Trecho fornecido:
((
Com o contexto teórico, e a minha leitura sobre o ambiente educacional com o qual estou acostumado a lidar, fiquei pensando nas reais consequências deste processo para o nosso futuro enquanto país, e seu impacto para todos nós, enquanto cidadãos.
Uma última leitura me deixou ainda mais preocupado. Finalizei durante o final de semana o livro Casta, da autora Isabel Wilkerson. Nesse livro, dentre várias questões pertinentes para entender a dinâmica social que vivemos, a autora discute o comportamento natural dos grupos para manter seus privilégios, mesmo que isso impacte negativamente em outros grupos.
Nesse momento, com tantas informações descritas aqui, fico pensando em como posso avançar esse texto para demonstrar que o modelo vigente, assim como o modelo de consumo e impacto ambiental que vivemos, não tem como prosperar no médio e longo prazo.
Um dos motivos óbvios para uma necessária mudança é tornarmos mais democrático o acesso à educação e a transformação que esse acesso pode gerar para as pessoas. Entretanto, mesmo sem pensar em um motivo nobre como esse, existem outros pontos que precisamos considerar se olharmos para a própria sobrevivência dos grupos dominantes.
O processo de projetação, de construção da sala de aula, de construção dos espaços educacionais é em sua maioria ultrapassado, irrelevante e sem identidade.
Mesmo aqueles currículos e salas de aula que julgamos inovadores acabam sendo a replicação de algo que favorece uma dimensão específica, como a dinâmica da aula, mas ignora outras variáveis. Além disso, quando o modelo inovador prospera, a tendência é a copia deste modelo, sem uma adaptação para as diferentes realidades.
Quando pensamos em currículo, acontece a mesma coisa.
Assuntos relevantes para a compreensão de nossa origem, para a compreensão de nosso país, ficam circunscritos a atividades específicas, descoladas do currículo integral. Falar por exemplo sobre indígenas, e limitar esse debate a uma disciplina, sem a inserção de autores indígenas nos currículos, mostra o espaço que estes devem ter: a menor fatia curricular possível.
))
Dados extraídos:
((
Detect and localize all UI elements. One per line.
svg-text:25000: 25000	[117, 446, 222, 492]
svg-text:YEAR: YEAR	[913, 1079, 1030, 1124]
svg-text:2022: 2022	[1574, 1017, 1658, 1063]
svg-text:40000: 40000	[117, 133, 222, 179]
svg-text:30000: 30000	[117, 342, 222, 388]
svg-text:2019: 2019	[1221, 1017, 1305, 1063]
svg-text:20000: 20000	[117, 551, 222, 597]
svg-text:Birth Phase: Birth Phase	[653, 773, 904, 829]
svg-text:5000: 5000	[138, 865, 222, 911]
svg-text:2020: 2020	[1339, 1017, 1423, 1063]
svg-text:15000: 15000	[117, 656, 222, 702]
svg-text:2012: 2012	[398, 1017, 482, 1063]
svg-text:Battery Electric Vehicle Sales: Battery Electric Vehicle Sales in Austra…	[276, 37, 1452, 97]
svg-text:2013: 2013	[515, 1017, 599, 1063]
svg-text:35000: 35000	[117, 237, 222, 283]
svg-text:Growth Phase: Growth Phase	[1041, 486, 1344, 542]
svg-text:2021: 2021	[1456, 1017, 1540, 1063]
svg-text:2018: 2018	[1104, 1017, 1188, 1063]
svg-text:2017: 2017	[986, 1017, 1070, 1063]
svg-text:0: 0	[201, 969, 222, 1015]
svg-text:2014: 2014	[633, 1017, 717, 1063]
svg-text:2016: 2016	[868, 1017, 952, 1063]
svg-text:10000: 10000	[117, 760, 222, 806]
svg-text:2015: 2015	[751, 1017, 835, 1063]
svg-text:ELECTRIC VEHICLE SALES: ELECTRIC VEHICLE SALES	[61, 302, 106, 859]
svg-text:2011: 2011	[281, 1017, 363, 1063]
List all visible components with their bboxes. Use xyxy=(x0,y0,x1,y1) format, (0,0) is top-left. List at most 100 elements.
))
((
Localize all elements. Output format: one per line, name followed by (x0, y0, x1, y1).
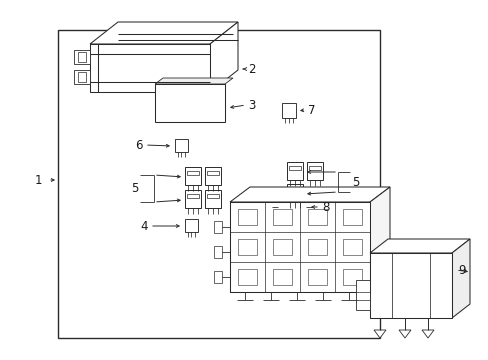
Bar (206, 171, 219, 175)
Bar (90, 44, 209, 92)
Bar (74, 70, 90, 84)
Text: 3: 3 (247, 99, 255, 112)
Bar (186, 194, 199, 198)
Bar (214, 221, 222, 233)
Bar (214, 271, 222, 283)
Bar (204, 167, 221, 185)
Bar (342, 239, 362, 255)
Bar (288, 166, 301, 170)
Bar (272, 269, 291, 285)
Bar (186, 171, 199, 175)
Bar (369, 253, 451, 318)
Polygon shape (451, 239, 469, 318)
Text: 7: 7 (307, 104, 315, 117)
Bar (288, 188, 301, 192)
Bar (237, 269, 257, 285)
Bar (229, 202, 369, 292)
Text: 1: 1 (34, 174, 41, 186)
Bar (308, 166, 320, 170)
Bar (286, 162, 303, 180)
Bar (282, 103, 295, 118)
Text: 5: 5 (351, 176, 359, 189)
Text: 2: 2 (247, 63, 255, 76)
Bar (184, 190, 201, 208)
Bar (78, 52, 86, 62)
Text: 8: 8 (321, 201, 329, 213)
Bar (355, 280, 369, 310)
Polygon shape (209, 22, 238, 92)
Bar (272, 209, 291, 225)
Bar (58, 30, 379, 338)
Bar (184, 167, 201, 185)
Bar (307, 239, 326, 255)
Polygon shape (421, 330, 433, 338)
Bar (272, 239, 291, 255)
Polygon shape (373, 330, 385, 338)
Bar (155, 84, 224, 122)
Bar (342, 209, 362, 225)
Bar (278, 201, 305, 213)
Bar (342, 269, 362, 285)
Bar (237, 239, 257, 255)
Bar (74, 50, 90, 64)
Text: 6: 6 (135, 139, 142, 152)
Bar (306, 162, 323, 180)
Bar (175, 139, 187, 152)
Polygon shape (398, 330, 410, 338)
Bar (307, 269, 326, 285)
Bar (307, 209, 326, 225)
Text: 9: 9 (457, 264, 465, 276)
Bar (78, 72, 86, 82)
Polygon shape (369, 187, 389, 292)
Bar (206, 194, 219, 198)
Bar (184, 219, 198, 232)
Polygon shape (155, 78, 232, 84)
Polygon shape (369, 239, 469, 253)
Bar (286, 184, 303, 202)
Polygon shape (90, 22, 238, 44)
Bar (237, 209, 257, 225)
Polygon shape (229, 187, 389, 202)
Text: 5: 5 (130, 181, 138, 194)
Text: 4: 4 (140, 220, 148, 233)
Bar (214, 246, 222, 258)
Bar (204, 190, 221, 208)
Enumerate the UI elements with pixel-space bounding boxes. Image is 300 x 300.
))
Continue o texto sobre o modelo educacional a partir do ponto em que ele para, mantendo o mesmo tom de reflexão.

Resposta esperada:
Vale o mesmo quando avaliamos as disciplinas e identificamos um padrão quase que universal: autores brancos, homens e com um olhar específico e dominante da realidade.
Mas o fato é que quando olhamos para a nossa sala de aula, para o público com o qual interagimos, isso faz sentido: estamos projetando para a maioria que está lá, a partir das bases sociais que fazem sentido para essa maioria, perpetuando um modelo que até então serviu para esse grupo.
O fato é que essa maioria é uma ilusão.
Dentre as questões que ignoramos está o fato, por exemplo, de sermos a segunda maior nação negra do mundo. Essa é a real maioria, que está excluída dos espaços de decisão.
Acredito que estes argumentos sejam apropriados para, pelo menos, repensarmos nossa ação como educadores. Mas além disso, existe um elemento fundamental para esse debate, o que vou chamar de saturação projetar.
A professora Jutta Trevinarus usa em seu artigo uma imagem que mostra uma dispersão de pontos, com a maioria deles (80%), no centro. É uma representação interessante da clássica curva normal. Entretanto, embora 80% esteja no centro, muito próximo uns dos outros, os 20% que sobram estão espalhados em um universo muito maior. Essa imagem permite percebermos que os 20% que sobram, que não são contemplados, representam uma diversidade de 80% nesse espectro.
Em outras palavras, quando projetamos para os 80%, estamos dando conta de um pequeno pedaço de diversidade, de possibilidades, de alternativas para a inovação: estamos projetando para os mesmos, do mesmo jeito, no mesmo lugar. Nesse espaço, a possibilidade da novidade é pequena.
Quando saímos do centro e abrimos o olhar, de maneira sistêmica e considerando o espectro todo, vemos uma infinidade de possibilidades, muitos caminhos para gerar o novo, e para impactar os 20% não contemplados no núcleo.
Adaptando esta metáfora a nossa realidade, onde estes 20% são na prática a maioria da nossa população, temos um caminho aberto, que nos permite retomar um processo de inovação democrática e transformadora, uma inovação que dá respostas sociais, amplia o acesso, constrói diversidade.
É nesse espaço, da diversidade, que vem meu último argumento para a necessária transformação dos processos de inovação e construção da sala de aula.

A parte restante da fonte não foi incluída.